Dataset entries
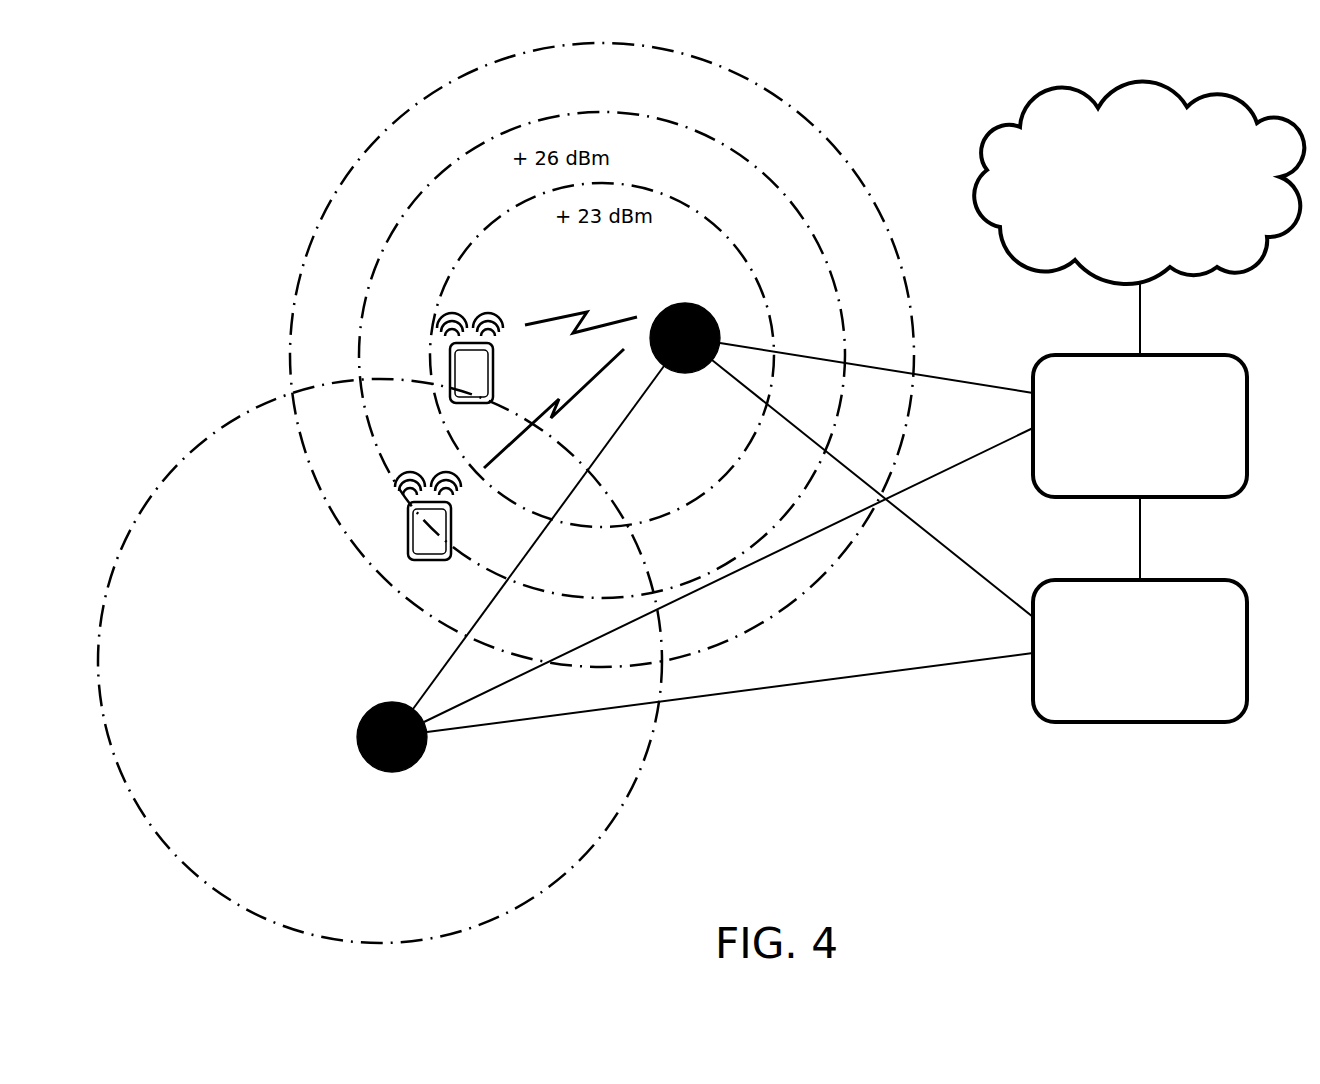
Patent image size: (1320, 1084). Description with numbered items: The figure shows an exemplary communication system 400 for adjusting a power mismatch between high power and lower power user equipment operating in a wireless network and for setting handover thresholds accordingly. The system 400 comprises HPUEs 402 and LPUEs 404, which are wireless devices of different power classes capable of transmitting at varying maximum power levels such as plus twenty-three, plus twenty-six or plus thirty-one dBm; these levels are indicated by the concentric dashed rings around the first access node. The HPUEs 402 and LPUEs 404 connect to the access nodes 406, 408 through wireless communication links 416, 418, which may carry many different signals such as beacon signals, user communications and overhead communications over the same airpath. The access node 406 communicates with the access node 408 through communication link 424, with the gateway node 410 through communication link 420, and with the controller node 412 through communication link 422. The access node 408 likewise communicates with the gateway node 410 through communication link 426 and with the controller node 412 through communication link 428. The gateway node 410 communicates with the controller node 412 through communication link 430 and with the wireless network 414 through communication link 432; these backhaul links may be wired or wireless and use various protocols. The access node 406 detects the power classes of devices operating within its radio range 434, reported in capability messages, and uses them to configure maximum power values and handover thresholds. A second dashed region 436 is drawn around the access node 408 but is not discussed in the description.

The communication system 400 is at (105, 880).
The HPUE 402 is at (449, 543).
The LPUE 404 is at (493, 385).
The access node 406 is at (683, 303).
The access node 408 is at (365, 760).
The gateway node 410 is at (1140, 426).
The controller node 412 is at (1140, 651).
The wireless network 414 is at (1139, 182).
The communication link 416 is at (568, 313).
The communication link 418 is at (533, 424).
The communication link 420 is at (802, 357).
The communication link 422 is at (800, 428).
The communication link 424 is at (641, 403).
The communication link 426 is at (661, 610).
The communication link 428 is at (808, 678).
The communication link 430 is at (1163, 540).
The communication link 432 is at (1142, 337).
The radio range 434 is at (862, 185).
The coverage area 436 is at (560, 882).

◆ Prompt
Render every line of the listing above as a Markdown table with the columns "No." and "Line," numbering the rows and omitting blank lines. Leave the pictures out of the answer.

◆ Complete answer
| No. | Line |
|---|---|
| 1 | Patent image size: (1320, 1084). Description with numbered items: The figure shows an exemplary communication system 400 for adjusting a power mismatch between high power and lower power user equipment operating in a wireless network and for setting handover thresholds accordingly. The system 400 comprises HPUEs 402 and LPUEs 404, which are wireless devices of different power classes capable of transmitting at varying maximum power levels such as plus twenty-three, plus twenty-six or plus thirty-one dBm; these levels are indicated by the concentric dashed rings around the first access node. The HPUEs 402 and LPUEs 404 connect to the access nodes 406, 408 through wireless communication links 416, 418, which may carry many different signals such as beacon signals, user communications and overhead communications over the same airpath. The access node 406 communicates with the access node 408 through communication link 424, with the gateway node 410 through communication link 420, and with the controller node 412 through communication link 422. The access node 408 likewise communicates with the gateway node 410 through communication link 426 and with the controller node 412 through communication link 428. The gateway node 410 communicates with the controller node 412 through communication link 430 and with the wireless network 414 through communication link 432; these backhaul links may be wired or wireless and use various protocols. The access node 406 detects the power classes of devices operating within its radio range 434, reported in capability messages, and uses them to configure maximum power values and handover thresholds. A second dashed region 436 is drawn around the access node 408 but is not discussed in the description. |
| 2 | The communication system 400 is at (105, 880). |
| 3 | The HPUE 402 is at (449, 543). |
| 4 | The LPUE 404 is at (493, 385). |
| 5 | The access node 406 is at (683, 303). |
| 6 | The access node 408 is at (365, 760). |
| 7 | The gateway node 410 is at (1140, 426). |
| 8 | The controller node 412 is at (1140, 651). |
| 9 | The wireless network 414 is at (1139, 182). |
| 10 | The communication link 416 is at (568, 313). |
| 11 | The communication link 418 is at (533, 424). |
| 12 | The communication link 420 is at (802, 357). |
| 13 | The communication link 422 is at (800, 428). |
| 14 | The communication link 424 is at (641, 403). |
| 15 | The communication link 426 is at (661, 610). |
| 16 | The communication link 428 is at (808, 678). |
| 17 | The communication link 430 is at (1163, 540). |
| 18 | The communication link 432 is at (1142, 337). |
| 19 | The radio range 434 is at (862, 185). |
| 20 | The coverage area 436 is at (560, 882). |